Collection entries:

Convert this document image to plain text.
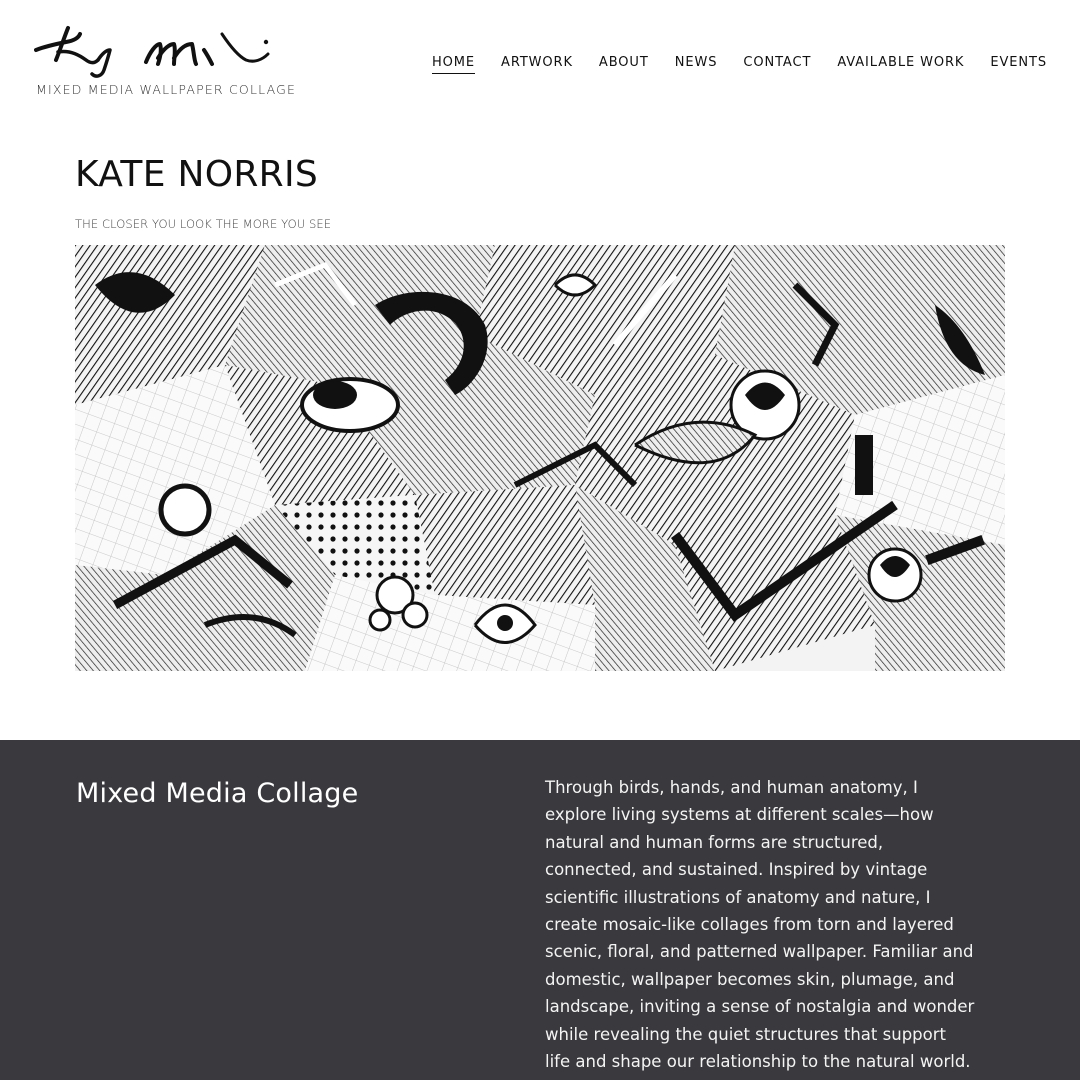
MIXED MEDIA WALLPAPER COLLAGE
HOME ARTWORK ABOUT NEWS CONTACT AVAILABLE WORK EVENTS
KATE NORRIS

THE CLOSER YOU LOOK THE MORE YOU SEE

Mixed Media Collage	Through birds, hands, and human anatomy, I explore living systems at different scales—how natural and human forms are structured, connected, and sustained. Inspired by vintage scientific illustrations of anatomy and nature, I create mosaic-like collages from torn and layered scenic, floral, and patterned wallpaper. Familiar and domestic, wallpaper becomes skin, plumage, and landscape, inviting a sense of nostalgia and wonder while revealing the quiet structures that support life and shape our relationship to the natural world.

▶ **What the task requires**
Copy out all of the data word for word. Do not carry over any picture.

▶ **Finished exercise**
Convert this document image to plain text.
MIXED MEDIA WALLPAPER COLLAGE
HOME ARTWORK ABOUT NEWS CONTACT AVAILABLE WORK EVENTS
KATE NORRIS

THE CLOSER YOU LOOK THE MORE YOU SEE

Mixed Media Collage	Through birds, hands, and human anatomy, I explore living systems at different scales—how natural and human forms are structured, connected, and sustained. Inspired by vintage scientific illustrations of anatomy and nature, I create mosaic-like collages from torn and layered scenic, floral, and patterned wallpaper. Familiar and domestic, wallpaper becomes skin, plumage, and landscape, inviting a sense of nostalgia and wonder while revealing the quiet structures that support life and shape our relationship to the natural world.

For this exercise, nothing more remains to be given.